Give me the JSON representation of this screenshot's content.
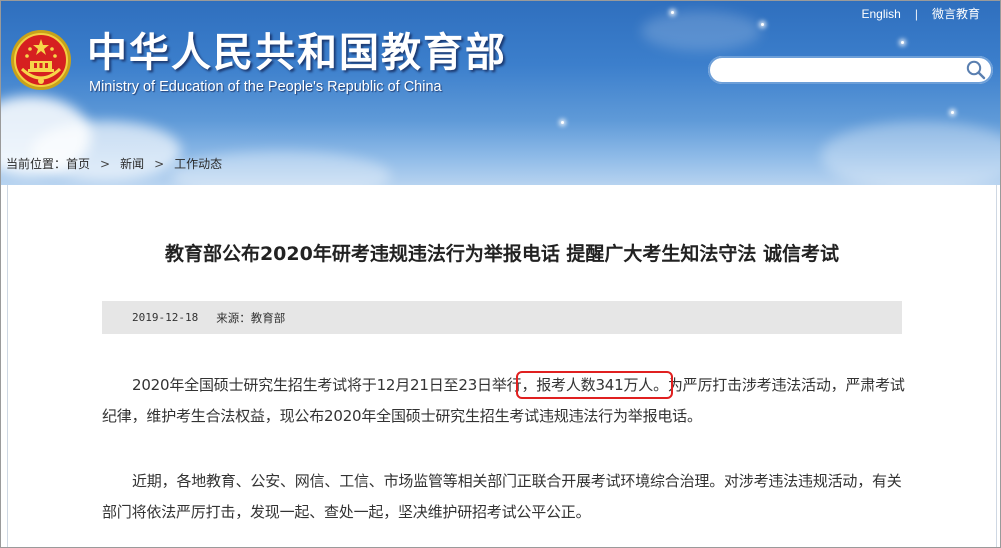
{
  "header": {
    "site_title": "中华人民共和国教育部",
    "site_subtitle": "Ministry of Education of the People's Republic of China",
    "links": {
      "english": "English",
      "separator": "|",
      "weibo": "微言教育"
    },
    "search": {
      "placeholder": "",
      "icon": "search-icon"
    },
    "emblem": "national-emblem-icon"
  },
  "breadcrumb": {
    "prefix": "当前位置：",
    "items": [
      "首页",
      "新闻",
      "工作动态"
    ],
    "separator": ">"
  },
  "article": {
    "title": "教育部公布2020年研考违规违法行为举报电话 提醒广大考生知法守法 诚信考试",
    "date": "2019-12-18",
    "source_label": "来源：教育部",
    "p1_before": "2020年全国硕士研究生招生考试将于12月21日至23日举行",
    "p1_highlight": "，报考人数341万人。",
    "p1_after": "为严厉打击涉考违法活动，严肃考试纪律，维护考生合法权益，现公布2020年全国硕士研究生招生考试违规违法行为举报电话。",
    "p2": "近期，各地教育、公安、网信、工信、市场监管等相关部门正联合开展考试环境综合治理。对涉考违法违规活动，有关部门将依法严厉打击，发现一起、查处一起，坚决维护研招考试公平公正。"
  },
  "colors": {
    "header_blue": "#3c7fcc",
    "highlight_red": "#e02020",
    "meta_bg": "#e6e6e6"
  }
}
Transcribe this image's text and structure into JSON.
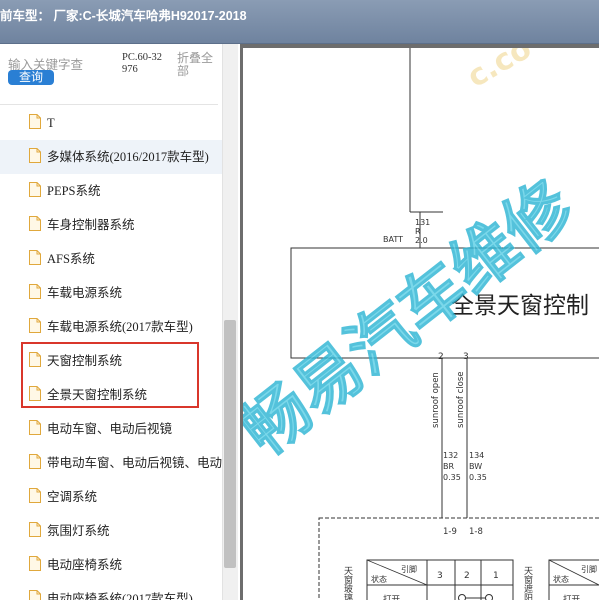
{
  "header": {
    "title": "前车型： 厂家:C-长城汽车哈弗H92017-2018"
  },
  "search": {
    "placeholder": "输入关键字查",
    "button_label": "查询",
    "pc_code": "PC.60-32976",
    "collapse_label": "折叠全部"
  },
  "sidebar": {
    "items": [
      {
        "label": "T"
      },
      {
        "label": "多媒体系统(2016/2017款车型)"
      },
      {
        "label": "PEPS系统"
      },
      {
        "label": "车身控制器系统"
      },
      {
        "label": "AFS系统"
      },
      {
        "label": "车载电源系统"
      },
      {
        "label": "车载电源系统(2017款车型)"
      },
      {
        "label": "天窗控制系统"
      },
      {
        "label": "全景天窗控制系统"
      },
      {
        "label": "电动车窗、电动后视镜"
      },
      {
        "label": "带电动车窗、电动后视镜、电动"
      },
      {
        "label": "空调系统"
      },
      {
        "label": "氛围灯系统"
      },
      {
        "label": "电动座椅系统"
      },
      {
        "label": "电动座椅系统(2017款车型)"
      }
    ]
  },
  "diagram": {
    "module_title": "全景天窗控制",
    "batt_label": "BATT",
    "batt_pin": "1 3",
    "wire_top_code": "131",
    "wire_top_color": "R",
    "wire_top_size": "2.0",
    "pin_2": "2",
    "pin_3": "3",
    "signal_open": "sunroof open",
    "signal_close": "sunroof close",
    "wire_left_code": "132",
    "wire_left_color": "BR",
    "wire_left_size": "0.35",
    "wire_right_code": "134",
    "wire_right_color": "BW",
    "wire_right_size": "0.35",
    "conn_left": "1-9",
    "conn_right": "1-8",
    "switch_left_name": "天窗玻璃",
    "switch_right_name": "天窗遮阳",
    "state_label": "状态",
    "pin_label": "引脚",
    "open_label": "打开",
    "col_3": "3",
    "col_2": "2",
    "col_1": "1",
    "watermark": "畅易汽车维修",
    "watermark_url": "c.co"
  },
  "colors": {
    "accent": "#2a7fd4",
    "highlight": "#d9362b",
    "watermark": "#5fd0e6"
  }
}
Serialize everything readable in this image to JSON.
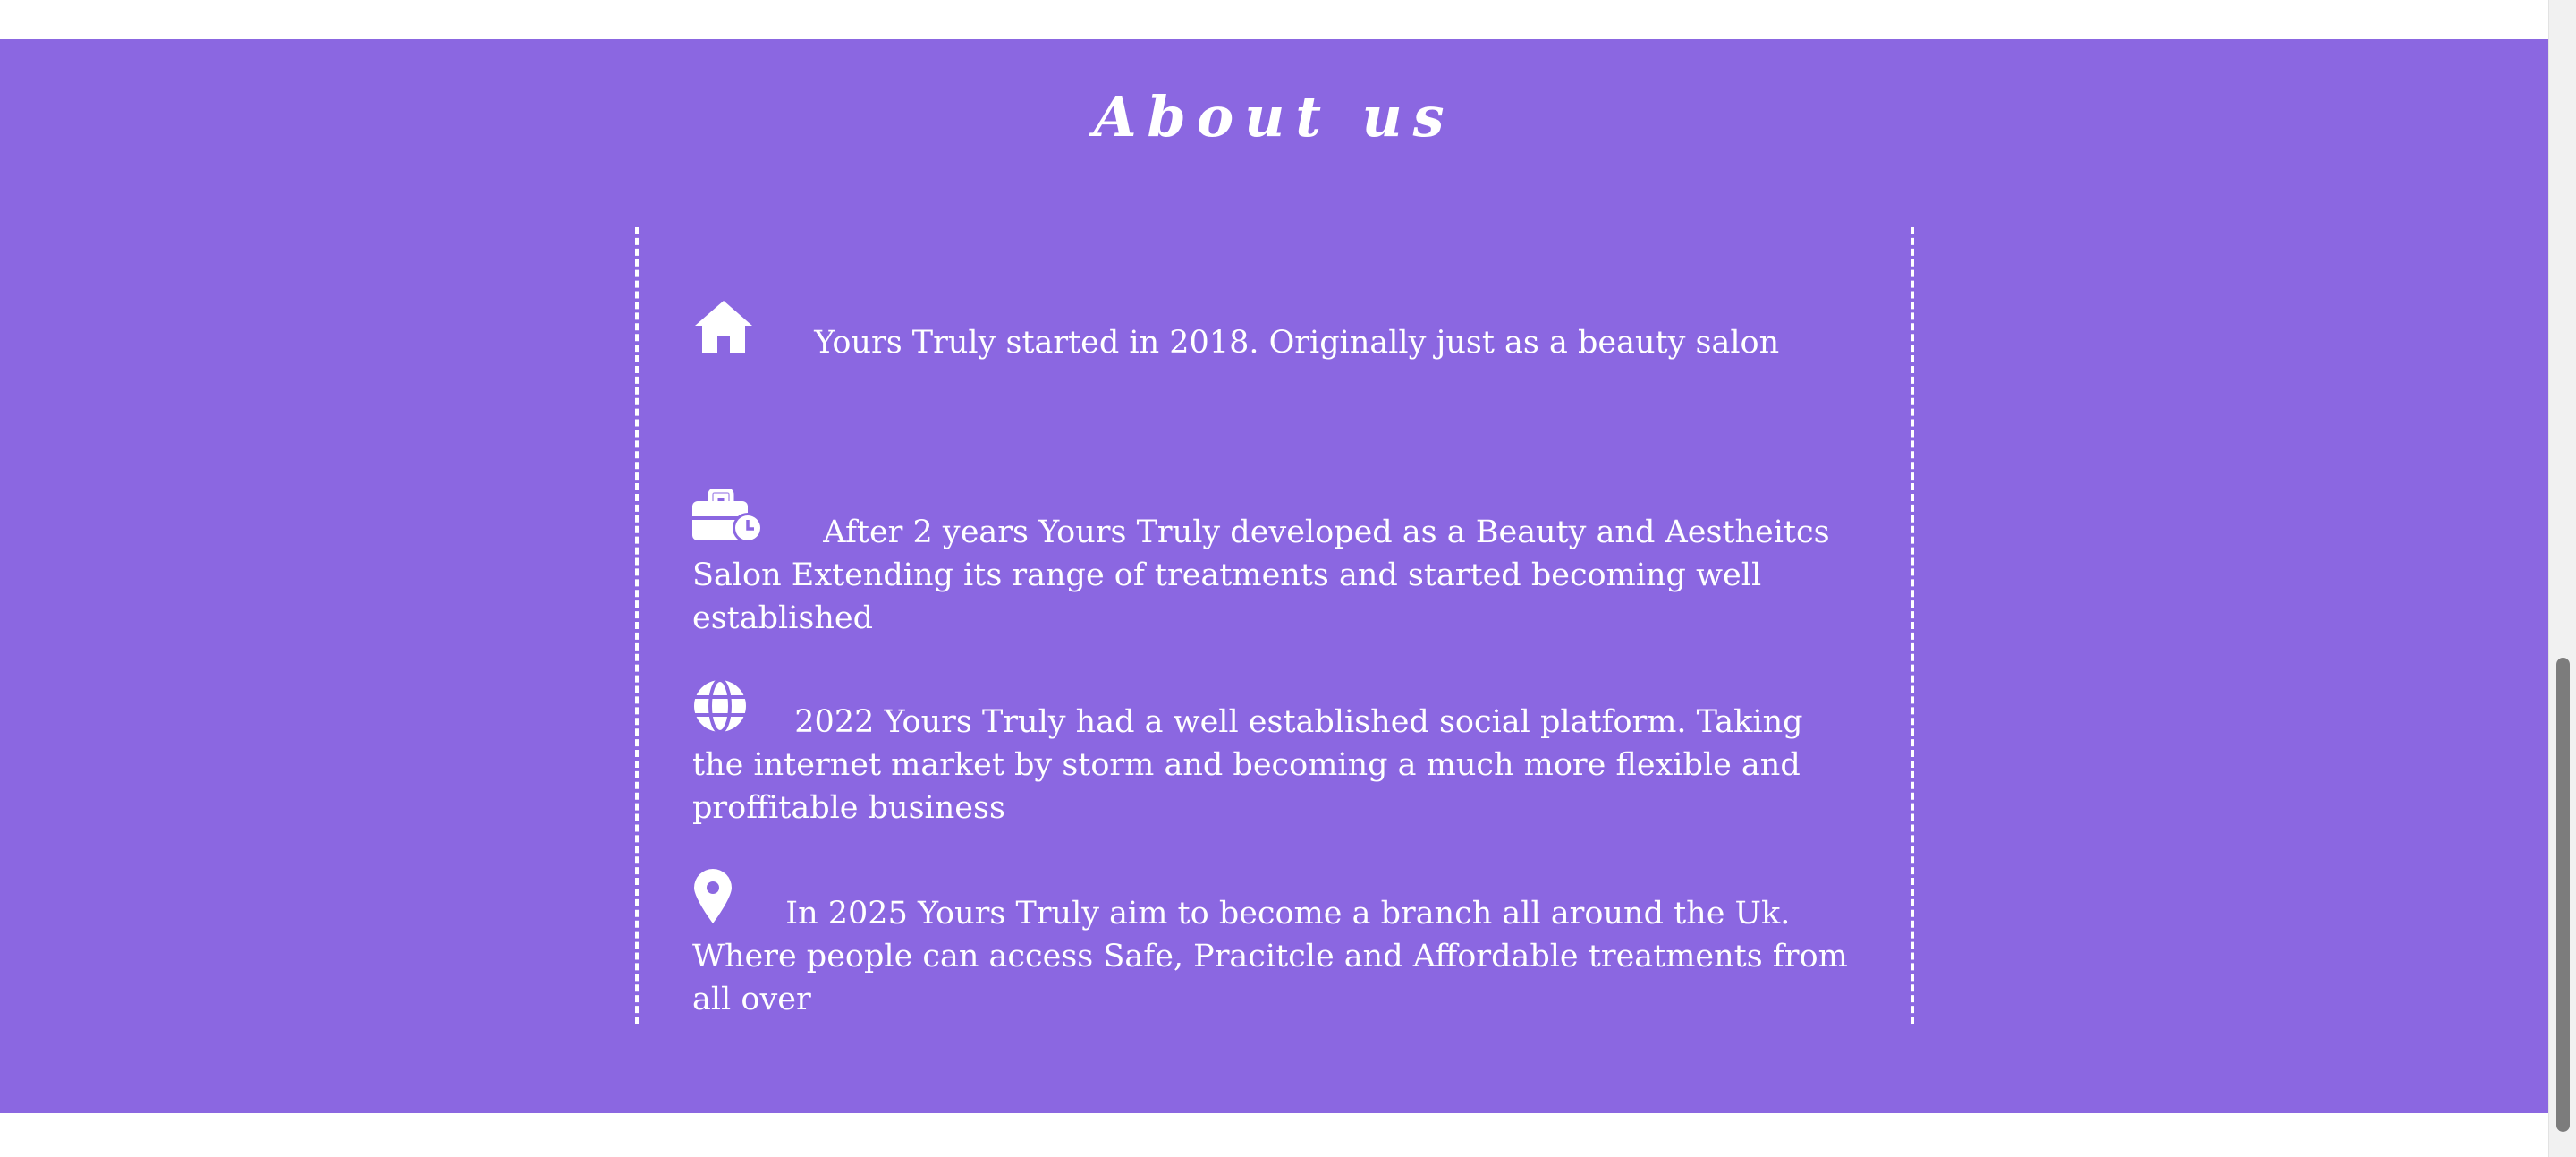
{
  "about": {
    "title": "About us",
    "background_color": "#8b67e1",
    "text_color": "#ffffff",
    "items": [
      {
        "icon": "home-icon",
        "text": "Yours Truly started in 2018. Originally just as a beauty salon"
      },
      {
        "icon": "briefcase-clock-icon",
        "text": "After 2 years Yours Truly developed as a Beauty and Aestheitcs Salon Extending its range of treatments and started becoming well established"
      },
      {
        "icon": "globe-icon",
        "text": "2022 Yours Truly had a well established social platform. Taking the internet market by storm and becoming a much more flexible and proffitable business"
      },
      {
        "icon": "location-pin-icon",
        "text": "In 2025 Yours Truly aim to become a branch all around the Uk. Where people can access Safe, Pracitcle and Affordable treatments from all over"
      }
    ]
  }
}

────────────────────

Given request: Go through the listing above and write it out again exactly, dropping the pictures.

Solution:
Give me the JSON representation of this screenshot's content.
{
  "header": {
    "site_title": "中华人民共和国教育部",
    "site_subtitle": "Ministry of Education of the People's Republic of China",
    "links": {
      "english": "English",
      "separator": "|",
      "weibo": "微言教育"
    },
    "search": {
      "placeholder": "",
      "icon": "search-icon"
    },
    "emblem": "national-emblem-icon"
  },
  "breadcrumb": {
    "prefix": "当前位置：",
    "items": [
      "首页",
      "新闻",
      "工作动态"
    ],
    "separator": ">"
  },
  "article": {
    "title": "教育部公布2020年研考违规违法行为举报电话 提醒广大考生知法守法 诚信考试",
    "date": "2019-12-18",
    "source_label": "来源：教育部",
    "p1_before": "2020年全国硕士研究生招生考试将于12月21日至23日举行",
    "p1_highlight": "，报考人数341万人。",
    "p1_after": "为严厉打击涉考违法活动，严肃考试纪律，维护考生合法权益，现公布2020年全国硕士研究生招生考试违规违法行为举报电话。",
    "p2": "近期，各地教育、公安、网信、工信、市场监管等相关部门正联合开展考试环境综合治理。对涉考违法违规活动，有关部门将依法严厉打击，发现一起、查处一起，坚决维护研招考试公平公正。"
  },
  "colors": {
    "header_blue": "#3c7fcc",
    "highlight_red": "#e02020",
    "meta_bg": "#e6e6e6"
  }
}
Transcribe this image's text and structure into JSON.
{
  "header": {
    "title": "前车型： 厂家:C-长城汽车哈弗H92017-2018"
  },
  "search": {
    "placeholder": "输入关键字查",
    "button_label": "查询",
    "pc_code": "PC.60-32976",
    "collapse_label": "折叠全部"
  },
  "sidebar": {
    "items": [
      {
        "label": "T"
      },
      {
        "label": "多媒体系统(2016/2017款车型)"
      },
      {
        "label": "PEPS系统"
      },
      {
        "label": "车身控制器系统"
      },
      {
        "label": "AFS系统"
      },
      {
        "label": "车载电源系统"
      },
      {
        "label": "车载电源系统(2017款车型)"
      },
      {
        "label": "天窗控制系统"
      },
      {
        "label": "全景天窗控制系统"
      },
      {
        "label": "电动车窗、电动后视镜"
      },
      {
        "label": "带电动车窗、电动后视镜、电动"
      },
      {
        "label": "空调系统"
      },
      {
        "label": "氛围灯系统"
      },
      {
        "label": "电动座椅系统"
      },
      {
        "label": "电动座椅系统(2017款车型)"
      }
    ]
  },
  "diagram": {
    "module_title": "全景天窗控制",
    "batt_label": "BATT",
    "batt_pin": "1 3",
    "wire_top_code": "131",
    "wire_top_color": "R",
    "wire_top_size": "2.0",
    "pin_2": "2",
    "pin_3": "3",
    "signal_open": "sunroof open",
    "signal_close": "sunroof close",
    "wire_left_code": "132",
    "wire_left_color": "BR",
    "wire_left_size": "0.35",
    "wire_right_code": "134",
    "wire_right_color": "BW",
    "wire_right_size": "0.35",
    "conn_left": "1-9",
    "conn_right": "1-8",
    "switch_left_name": "天窗玻璃",
    "switch_right_name": "天窗遮阳",
    "state_label": "状态",
    "pin_label": "引脚",
    "open_label": "打开",
    "col_3": "3",
    "col_2": "2",
    "col_1": "1",
    "watermark": "畅易汽车维修",
    "watermark_url": "c.co"
  },
  "colors": {
    "accent": "#2a7fd4",
    "highlight": "#d9362b",
    "watermark": "#5fd0e6"
  }
}
Serialize everything readable in this image to JSON.
{
  "about": {
    "title": "About us",
    "background_color": "#8b67e1",
    "text_color": "#ffffff",
    "items": [
      {
        "icon": "home-icon",
        "text": "Yours Truly started in 2018. Originally just as a beauty salon"
      },
      {
        "icon": "briefcase-clock-icon",
        "text": "After 2 years Yours Truly developed as a Beauty and Aestheitcs Salon Extending its range of treatments and started becoming well established"
      },
      {
        "icon": "globe-icon",
        "text": "2022 Yours Truly had a well established social platform. Taking the internet market by storm and becoming a much more flexible and proffitable business"
      },
      {
        "icon": "location-pin-icon",
        "text": "In 2025 Yours Truly aim to become a branch all around the Uk. Where people can access Safe, Pracitcle and Affordable treatments from all over"
      }
    ]
  }
}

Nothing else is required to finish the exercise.